* [What the task requires]
Return the records that follow unaltered. Omit every picture.

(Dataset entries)
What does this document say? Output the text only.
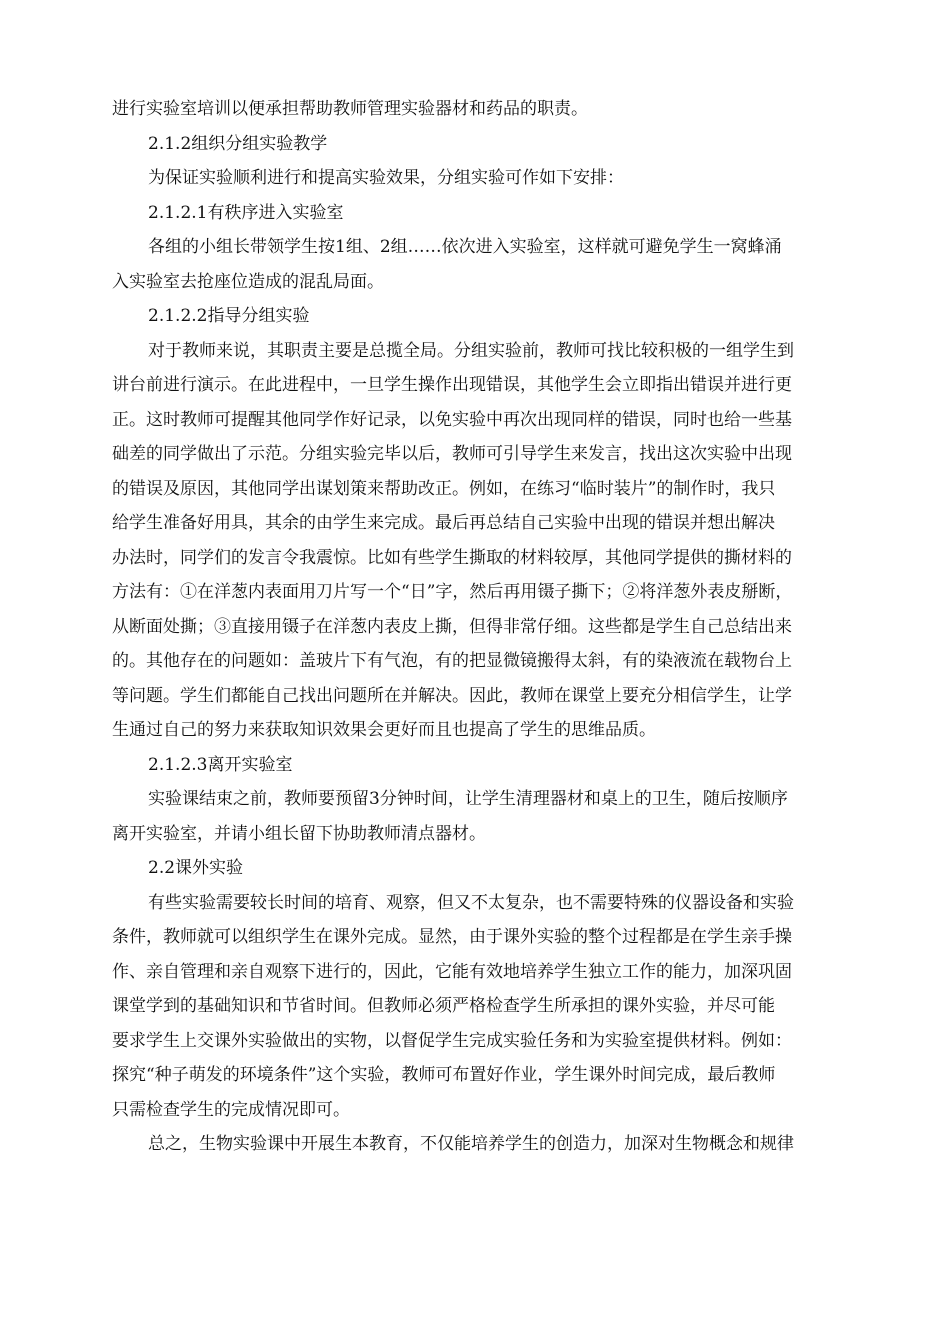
进行实验室培训以便承担帮助教师管理实验器材和药品的职责。
2.1.2组织分组实验教学
为保证实验顺利进行和提高实验效果，分组实验可作如下安排：
2.1.2.1有秩序进入实验室
各组的小组长带领学生按1组、2组……依次进入实验室，这样就可避免学生一窝蜂涌
入实验室去抢座位造成的混乱局面。
2.1.2.2指导分组实验
对于教师来说，其职责主要是总揽全局。分组实验前，教师可找比较积极的一组学生到
讲台前进行演示。在此进程中，一旦学生操作出现错误，其他学生会立即指出错误并进行更
正。这时教师可提醒其他同学作好记录，以免实验中再次出现同样的错误，同时也给一些基
础差的同学做出了示范。分组实验完毕以后，教师可引导学生来发言，找出这次实验中出现
的错误及原因，其他同学出谋划策来帮助改正。例如，在练习“临时装片”的制作时，我只
给学生准备好用具，其余的由学生来完成。最后再总结自己实验中出现的错误并想出解决
办法时，同学们的发言令我震惊。比如有些学生撕取的材料较厚，其他同学提供的撕材料的
方法有：①在洋葱内表面用刀片写一个“日”字，然后再用镊子撕下；②将洋葱外表皮掰断，
从断面处撕；③直接用镊子在洋葱内表皮上撕，但得非常仔细。这些都是学生自己总结出来
的。其他存在的问题如：盖玻片下有气泡，有的把显微镜搬得太斜，有的染液流在载物台上
等问题。学生们都能自己找出问题所在并解决。因此，教师在课堂上要充分相信学生，让学
生通过自己的努力来获取知识效果会更好而且也提高了学生的思维品质。
2.1.2.3离开实验室
实验课结束之前，教师要预留3分钟时间，让学生清理器材和桌上的卫生，随后按顺序
离开实验室，并请小组长留下协助教师清点器材。
2.2课外实验
有些实验需要较长时间的培育、观察，但又不太复杂，也不需要特殊的仪器设备和实验
条件，教师就可以组织学生在课外完成。显然，由于课外实验的整个过程都是在学生亲手操
作、亲自管理和亲自观察下进行的，因此，它能有效地培养学生独立工作的能力，加深巩固
课堂学到的基础知识和节省时间。但教师必须严格检查学生所承担的课外实验，并尽可能
要求学生上交课外实验做出的实物，以督促学生完成实验任务和为实验室提供材料。例如：
探究“种子萌发的环境条件”这个实验，教师可布置好作业，学生课外时间完成，最后教师
只需检查学生的完成情况即可。
总之，生物实验课中开展生本教育，不仅能培养学生的创造力，加深对生物概念和规律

* [Solution]
What does this document say? Output the text only.
进行实验室培训以便承担帮助教师管理实验器材和药品的职责。
2.1.2组织分组实验教学
为保证实验顺利进行和提高实验效果，分组实验可作如下安排：
2.1.2.1有秩序进入实验室
各组的小组长带领学生按1组、2组……依次进入实验室，这样就可避免学生一窝蜂涌
入实验室去抢座位造成的混乱局面。
2.1.2.2指导分组实验
对于教师来说，其职责主要是总揽全局。分组实验前，教师可找比较积极的一组学生到
讲台前进行演示。在此进程中，一旦学生操作出现错误，其他学生会立即指出错误并进行更
正。这时教师可提醒其他同学作好记录，以免实验中再次出现同样的错误，同时也给一些基
础差的同学做出了示范。分组实验完毕以后，教师可引导学生来发言，找出这次实验中出现
的错误及原因，其他同学出谋划策来帮助改正。例如，在练习“临时装片”的制作时，我只
给学生准备好用具，其余的由学生来完成。最后再总结自己实验中出现的错误并想出解决
办法时，同学们的发言令我震惊。比如有些学生撕取的材料较厚，其他同学提供的撕材料的
方法有：①在洋葱内表面用刀片写一个“日”字，然后再用镊子撕下；②将洋葱外表皮掰断，
从断面处撕；③直接用镊子在洋葱内表皮上撕，但得非常仔细。这些都是学生自己总结出来
的。其他存在的问题如：盖玻片下有气泡，有的把显微镜搬得太斜，有的染液流在载物台上
等问题。学生们都能自己找出问题所在并解决。因此，教师在课堂上要充分相信学生，让学
生通过自己的努力来获取知识效果会更好而且也提高了学生的思维品质。
2.1.2.3离开实验室
实验课结束之前，教师要预留3分钟时间，让学生清理器材和桌上的卫生，随后按顺序
离开实验室，并请小组长留下协助教师清点器材。
2.2课外实验
有些实验需要较长时间的培育、观察，但又不太复杂，也不需要特殊的仪器设备和实验
条件，教师就可以组织学生在课外完成。显然，由于课外实验的整个过程都是在学生亲手操
作、亲自管理和亲自观察下进行的，因此，它能有效地培养学生独立工作的能力，加深巩固
课堂学到的基础知识和节省时间。但教师必须严格检查学生所承担的课外实验，并尽可能
要求学生上交课外实验做出的实物，以督促学生完成实验任务和为实验室提供材料。例如：
探究“种子萌发的环境条件”这个实验，教师可布置好作业，学生课外时间完成，最后教师
只需检查学生的完成情况即可。
总之，生物实验课中开展生本教育，不仅能培养学生的创造力，加深对生物概念和规律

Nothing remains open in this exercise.